▸ **The task**: Could you quote, exactly as they stand, the lines running from the one with "Extract the structured" to the final line of the material?

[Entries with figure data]
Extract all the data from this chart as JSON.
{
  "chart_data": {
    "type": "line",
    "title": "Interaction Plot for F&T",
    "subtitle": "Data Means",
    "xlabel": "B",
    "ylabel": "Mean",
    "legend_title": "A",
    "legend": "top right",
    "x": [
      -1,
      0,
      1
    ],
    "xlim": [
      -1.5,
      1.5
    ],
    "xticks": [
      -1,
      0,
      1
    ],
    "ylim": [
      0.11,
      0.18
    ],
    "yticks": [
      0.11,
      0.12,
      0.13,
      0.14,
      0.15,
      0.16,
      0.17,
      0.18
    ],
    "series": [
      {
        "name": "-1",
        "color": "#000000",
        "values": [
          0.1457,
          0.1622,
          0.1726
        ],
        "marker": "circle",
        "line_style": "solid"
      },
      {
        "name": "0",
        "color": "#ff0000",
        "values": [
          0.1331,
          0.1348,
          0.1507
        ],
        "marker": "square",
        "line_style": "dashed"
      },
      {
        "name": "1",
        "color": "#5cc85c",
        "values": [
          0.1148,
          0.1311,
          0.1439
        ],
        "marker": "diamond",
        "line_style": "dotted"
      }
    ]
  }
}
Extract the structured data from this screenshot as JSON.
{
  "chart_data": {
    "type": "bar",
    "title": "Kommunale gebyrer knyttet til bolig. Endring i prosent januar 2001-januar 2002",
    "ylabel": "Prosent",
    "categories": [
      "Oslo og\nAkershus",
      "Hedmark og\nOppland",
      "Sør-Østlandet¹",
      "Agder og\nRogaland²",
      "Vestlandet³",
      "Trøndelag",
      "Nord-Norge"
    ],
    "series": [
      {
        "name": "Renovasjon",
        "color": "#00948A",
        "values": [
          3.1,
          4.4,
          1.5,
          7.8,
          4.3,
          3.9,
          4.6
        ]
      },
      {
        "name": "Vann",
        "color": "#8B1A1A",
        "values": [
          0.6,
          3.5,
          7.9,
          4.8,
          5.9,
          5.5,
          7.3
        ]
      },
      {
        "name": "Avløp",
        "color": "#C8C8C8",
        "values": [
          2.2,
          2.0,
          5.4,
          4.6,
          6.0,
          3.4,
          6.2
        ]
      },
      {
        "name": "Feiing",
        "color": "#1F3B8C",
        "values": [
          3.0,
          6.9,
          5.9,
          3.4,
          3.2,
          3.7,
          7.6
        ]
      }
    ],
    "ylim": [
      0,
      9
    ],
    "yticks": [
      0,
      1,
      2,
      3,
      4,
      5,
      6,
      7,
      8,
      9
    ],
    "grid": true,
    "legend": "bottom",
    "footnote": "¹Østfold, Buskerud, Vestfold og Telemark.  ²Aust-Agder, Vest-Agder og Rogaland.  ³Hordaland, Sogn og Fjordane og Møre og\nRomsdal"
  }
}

▸ **Solution below**:
Extract the structured data from this screenshot as JSON.
{
  "chart_data": {
    "type": "bar",
    "title": "Kommunale gebyrer knyttet til bolig. Endring i prosent januar 2001-januar 2002",
    "ylabel": "Prosent",
    "categories": [
      "Oslo og\nAkershus",
      "Hedmark og\nOppland",
      "Sør-Østlandet¹",
      "Agder og\nRogaland²",
      "Vestlandet³",
      "Trøndelag",
      "Nord-Norge"
    ],
    "series": [
      {
        "name": "Renovasjon",
        "color": "#00948A",
        "values": [
          3.1,
          4.4,
          1.5,
          7.8,
          4.3,
          3.9,
          4.6
        ]
      },
      {
        "name": "Vann",
        "color": "#8B1A1A",
        "values": [
          0.6,
          3.5,
          7.9,
          4.8,
          5.9,
          5.5,
          7.3
        ]
      },
      {
        "name": "Avløp",
        "color": "#C8C8C8",
        "values": [
          2.2,
          2.0,
          5.4,
          4.6,
          6.0,
          3.4,
          6.2
        ]
      },
      {
        "name": "Feiing",
        "color": "#1F3B8C",
        "values": [
          3.0,
          6.9,
          5.9,
          3.4,
          3.2,
          3.7,
          7.6
        ]
      }
    ],
    "ylim": [
      0,
      9
    ],
    "yticks": [
      0,
      1,
      2,
      3,
      4,
      5,
      6,
      7,
      8,
      9
    ],
    "grid": true,
    "legend": "bottom",
    "footnote": "¹Østfold, Buskerud, Vestfold og Telemark.  ²Aust-Agder, Vest-Agder og Rogaland.  ³Hordaland, Sogn og Fjordane og Møre og\nRomsdal"
  }
}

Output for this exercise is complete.